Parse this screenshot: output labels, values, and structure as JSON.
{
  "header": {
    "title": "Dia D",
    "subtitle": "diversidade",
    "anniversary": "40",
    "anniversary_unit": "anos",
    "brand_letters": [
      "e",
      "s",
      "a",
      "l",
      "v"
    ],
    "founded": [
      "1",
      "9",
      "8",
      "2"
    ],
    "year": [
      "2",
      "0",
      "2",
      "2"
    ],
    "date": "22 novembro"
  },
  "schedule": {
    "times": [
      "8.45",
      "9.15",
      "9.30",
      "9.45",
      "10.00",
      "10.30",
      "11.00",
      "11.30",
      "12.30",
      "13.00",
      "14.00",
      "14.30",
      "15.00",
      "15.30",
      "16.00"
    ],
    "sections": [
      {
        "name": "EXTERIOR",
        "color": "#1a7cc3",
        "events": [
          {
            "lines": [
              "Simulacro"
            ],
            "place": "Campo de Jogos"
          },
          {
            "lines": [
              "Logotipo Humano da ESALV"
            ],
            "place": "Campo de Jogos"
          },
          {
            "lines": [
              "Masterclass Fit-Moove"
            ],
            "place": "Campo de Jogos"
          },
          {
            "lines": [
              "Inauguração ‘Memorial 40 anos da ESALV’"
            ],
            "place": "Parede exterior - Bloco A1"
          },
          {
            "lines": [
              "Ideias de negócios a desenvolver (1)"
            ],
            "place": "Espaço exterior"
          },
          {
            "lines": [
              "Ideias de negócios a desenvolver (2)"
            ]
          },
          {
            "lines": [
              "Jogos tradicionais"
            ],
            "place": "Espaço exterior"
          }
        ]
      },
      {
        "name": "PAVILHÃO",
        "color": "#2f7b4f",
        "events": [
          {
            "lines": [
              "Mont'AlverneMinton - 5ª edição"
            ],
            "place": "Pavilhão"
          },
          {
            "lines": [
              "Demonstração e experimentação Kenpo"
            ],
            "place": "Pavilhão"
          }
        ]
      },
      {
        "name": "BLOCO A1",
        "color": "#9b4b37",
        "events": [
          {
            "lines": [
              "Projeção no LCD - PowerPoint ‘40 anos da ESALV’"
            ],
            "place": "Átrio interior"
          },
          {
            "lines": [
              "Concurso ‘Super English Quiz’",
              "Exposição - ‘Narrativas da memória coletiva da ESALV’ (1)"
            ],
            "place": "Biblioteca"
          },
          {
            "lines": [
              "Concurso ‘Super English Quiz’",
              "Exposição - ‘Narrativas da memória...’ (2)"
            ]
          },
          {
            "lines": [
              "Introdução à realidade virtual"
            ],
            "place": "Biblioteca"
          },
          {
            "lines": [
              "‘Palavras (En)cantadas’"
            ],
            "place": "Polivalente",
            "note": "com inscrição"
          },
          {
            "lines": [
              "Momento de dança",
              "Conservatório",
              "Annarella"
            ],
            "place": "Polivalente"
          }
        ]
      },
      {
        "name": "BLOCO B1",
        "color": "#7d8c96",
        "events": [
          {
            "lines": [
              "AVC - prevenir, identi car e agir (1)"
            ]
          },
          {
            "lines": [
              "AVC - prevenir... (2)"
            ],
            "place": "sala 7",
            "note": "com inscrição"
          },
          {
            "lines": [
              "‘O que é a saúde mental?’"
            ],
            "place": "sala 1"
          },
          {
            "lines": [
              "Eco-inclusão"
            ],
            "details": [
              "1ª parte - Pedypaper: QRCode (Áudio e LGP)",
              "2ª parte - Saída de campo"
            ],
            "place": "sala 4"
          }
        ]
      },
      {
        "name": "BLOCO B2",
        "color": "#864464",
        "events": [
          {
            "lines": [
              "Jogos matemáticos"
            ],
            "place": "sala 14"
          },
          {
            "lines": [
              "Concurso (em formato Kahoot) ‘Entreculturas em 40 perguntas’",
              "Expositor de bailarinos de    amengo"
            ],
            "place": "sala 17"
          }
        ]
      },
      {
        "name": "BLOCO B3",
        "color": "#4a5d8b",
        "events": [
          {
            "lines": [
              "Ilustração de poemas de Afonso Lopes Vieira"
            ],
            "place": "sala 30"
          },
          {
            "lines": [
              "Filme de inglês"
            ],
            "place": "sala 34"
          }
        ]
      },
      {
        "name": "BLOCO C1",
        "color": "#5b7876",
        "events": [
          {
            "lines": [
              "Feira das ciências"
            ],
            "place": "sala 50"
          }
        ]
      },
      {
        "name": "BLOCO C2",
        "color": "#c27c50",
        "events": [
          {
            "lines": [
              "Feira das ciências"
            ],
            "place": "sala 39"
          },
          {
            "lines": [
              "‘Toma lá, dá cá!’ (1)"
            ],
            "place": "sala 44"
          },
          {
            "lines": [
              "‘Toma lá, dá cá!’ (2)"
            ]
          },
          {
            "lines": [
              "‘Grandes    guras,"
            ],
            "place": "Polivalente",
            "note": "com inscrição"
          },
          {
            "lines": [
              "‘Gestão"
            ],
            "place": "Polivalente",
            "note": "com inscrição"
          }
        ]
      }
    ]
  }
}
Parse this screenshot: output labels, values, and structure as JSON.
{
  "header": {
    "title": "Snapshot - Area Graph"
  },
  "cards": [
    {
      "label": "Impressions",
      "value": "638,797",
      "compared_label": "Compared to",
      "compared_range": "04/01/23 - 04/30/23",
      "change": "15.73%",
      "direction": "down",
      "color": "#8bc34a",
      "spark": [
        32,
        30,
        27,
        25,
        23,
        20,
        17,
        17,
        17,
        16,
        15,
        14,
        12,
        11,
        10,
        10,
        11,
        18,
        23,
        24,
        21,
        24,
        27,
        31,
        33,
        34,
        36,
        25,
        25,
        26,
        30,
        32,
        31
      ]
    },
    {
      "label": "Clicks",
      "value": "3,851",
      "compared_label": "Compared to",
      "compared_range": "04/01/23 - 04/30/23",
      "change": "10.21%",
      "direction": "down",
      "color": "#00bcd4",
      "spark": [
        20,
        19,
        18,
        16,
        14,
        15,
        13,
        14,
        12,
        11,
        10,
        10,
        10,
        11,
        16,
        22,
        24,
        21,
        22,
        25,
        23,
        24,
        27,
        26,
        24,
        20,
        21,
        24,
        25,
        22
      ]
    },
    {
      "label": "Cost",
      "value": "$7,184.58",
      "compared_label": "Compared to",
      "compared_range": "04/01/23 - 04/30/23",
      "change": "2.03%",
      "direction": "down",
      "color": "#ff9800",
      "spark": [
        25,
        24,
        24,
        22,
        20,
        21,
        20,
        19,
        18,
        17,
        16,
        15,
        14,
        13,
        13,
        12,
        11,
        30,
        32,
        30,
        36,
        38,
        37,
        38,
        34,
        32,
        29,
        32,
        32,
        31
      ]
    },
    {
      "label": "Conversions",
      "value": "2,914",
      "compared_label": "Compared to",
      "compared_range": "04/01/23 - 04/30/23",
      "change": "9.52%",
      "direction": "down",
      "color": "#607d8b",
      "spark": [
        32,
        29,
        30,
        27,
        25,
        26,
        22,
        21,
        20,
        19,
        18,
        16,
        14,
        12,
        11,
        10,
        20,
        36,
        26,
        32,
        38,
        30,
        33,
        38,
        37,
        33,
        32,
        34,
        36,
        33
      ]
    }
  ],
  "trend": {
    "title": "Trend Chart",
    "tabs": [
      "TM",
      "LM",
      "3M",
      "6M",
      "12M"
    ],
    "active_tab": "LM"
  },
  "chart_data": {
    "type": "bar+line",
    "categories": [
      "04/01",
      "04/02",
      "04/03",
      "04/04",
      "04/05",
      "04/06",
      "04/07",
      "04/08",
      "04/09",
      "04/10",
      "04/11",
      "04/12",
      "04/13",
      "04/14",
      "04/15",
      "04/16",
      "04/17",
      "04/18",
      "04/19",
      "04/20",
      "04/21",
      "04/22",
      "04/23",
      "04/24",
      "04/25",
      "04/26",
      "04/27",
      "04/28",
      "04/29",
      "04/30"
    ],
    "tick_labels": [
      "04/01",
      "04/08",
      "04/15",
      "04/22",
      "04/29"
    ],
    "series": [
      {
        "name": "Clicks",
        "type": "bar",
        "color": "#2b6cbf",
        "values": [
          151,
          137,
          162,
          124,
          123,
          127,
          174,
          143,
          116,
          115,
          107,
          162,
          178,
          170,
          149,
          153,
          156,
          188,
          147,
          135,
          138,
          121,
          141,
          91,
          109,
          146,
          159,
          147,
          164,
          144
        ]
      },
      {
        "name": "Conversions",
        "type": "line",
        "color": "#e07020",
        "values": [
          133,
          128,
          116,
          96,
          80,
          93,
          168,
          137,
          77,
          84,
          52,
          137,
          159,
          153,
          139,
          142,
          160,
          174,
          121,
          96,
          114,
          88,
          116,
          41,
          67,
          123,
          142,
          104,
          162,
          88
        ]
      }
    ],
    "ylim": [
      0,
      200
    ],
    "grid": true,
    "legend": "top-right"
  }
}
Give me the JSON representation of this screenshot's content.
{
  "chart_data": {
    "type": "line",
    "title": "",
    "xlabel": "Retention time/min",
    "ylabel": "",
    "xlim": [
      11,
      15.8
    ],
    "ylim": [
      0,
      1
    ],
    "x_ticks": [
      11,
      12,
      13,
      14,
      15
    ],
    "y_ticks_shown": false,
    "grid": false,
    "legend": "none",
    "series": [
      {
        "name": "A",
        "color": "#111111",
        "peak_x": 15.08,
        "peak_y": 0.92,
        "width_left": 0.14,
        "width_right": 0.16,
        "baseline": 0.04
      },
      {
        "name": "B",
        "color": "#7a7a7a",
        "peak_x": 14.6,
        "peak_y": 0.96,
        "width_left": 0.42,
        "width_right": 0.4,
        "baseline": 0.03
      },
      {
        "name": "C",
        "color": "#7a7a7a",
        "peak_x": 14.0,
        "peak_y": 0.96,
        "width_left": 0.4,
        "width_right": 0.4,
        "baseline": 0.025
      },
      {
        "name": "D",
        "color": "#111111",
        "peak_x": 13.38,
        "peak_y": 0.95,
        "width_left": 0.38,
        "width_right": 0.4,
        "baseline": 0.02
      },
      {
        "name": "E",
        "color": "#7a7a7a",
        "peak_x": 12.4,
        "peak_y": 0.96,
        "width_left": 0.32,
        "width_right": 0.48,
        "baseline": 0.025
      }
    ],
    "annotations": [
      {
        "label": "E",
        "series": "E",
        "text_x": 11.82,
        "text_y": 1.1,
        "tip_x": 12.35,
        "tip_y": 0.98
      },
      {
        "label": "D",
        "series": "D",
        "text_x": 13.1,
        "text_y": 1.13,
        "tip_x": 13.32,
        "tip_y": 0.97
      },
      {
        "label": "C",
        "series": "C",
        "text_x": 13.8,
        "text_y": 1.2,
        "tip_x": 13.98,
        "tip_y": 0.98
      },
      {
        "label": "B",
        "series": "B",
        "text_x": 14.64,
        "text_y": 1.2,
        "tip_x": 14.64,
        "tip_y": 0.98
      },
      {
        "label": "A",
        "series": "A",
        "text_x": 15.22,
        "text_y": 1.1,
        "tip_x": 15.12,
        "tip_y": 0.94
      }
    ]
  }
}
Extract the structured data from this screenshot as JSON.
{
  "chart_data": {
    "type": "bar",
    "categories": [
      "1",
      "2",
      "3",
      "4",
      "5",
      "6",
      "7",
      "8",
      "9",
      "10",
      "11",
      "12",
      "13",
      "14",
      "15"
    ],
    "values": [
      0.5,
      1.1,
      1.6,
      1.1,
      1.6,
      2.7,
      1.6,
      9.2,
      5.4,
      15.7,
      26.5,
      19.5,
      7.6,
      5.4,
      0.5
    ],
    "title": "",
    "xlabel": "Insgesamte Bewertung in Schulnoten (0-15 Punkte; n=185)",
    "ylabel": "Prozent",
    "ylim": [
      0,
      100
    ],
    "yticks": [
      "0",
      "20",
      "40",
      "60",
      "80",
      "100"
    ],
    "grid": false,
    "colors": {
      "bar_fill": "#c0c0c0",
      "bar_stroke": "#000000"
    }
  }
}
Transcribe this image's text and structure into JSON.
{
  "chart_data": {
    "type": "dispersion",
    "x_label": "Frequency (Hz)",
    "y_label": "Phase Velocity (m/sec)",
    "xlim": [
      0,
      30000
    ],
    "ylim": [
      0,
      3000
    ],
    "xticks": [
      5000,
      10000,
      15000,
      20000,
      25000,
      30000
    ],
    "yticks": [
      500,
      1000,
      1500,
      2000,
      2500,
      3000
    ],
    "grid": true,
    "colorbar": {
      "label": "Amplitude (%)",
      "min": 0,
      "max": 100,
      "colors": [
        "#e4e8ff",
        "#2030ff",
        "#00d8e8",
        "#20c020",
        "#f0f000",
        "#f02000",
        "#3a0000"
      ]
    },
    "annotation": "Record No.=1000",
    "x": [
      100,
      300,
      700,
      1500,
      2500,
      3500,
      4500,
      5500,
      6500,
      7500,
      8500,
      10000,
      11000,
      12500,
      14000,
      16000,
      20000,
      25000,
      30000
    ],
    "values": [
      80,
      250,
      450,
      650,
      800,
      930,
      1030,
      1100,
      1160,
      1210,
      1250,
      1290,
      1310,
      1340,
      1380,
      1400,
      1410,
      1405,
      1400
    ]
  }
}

|---|

_Prompt_: Return every line above that contains the word "xlabel".

_Written answer_:
    "xlabel": "Retention time/min",
    "xlabel": "Insgesamte Bewertung in Schulnoten (0-15 Punkte; n=185)",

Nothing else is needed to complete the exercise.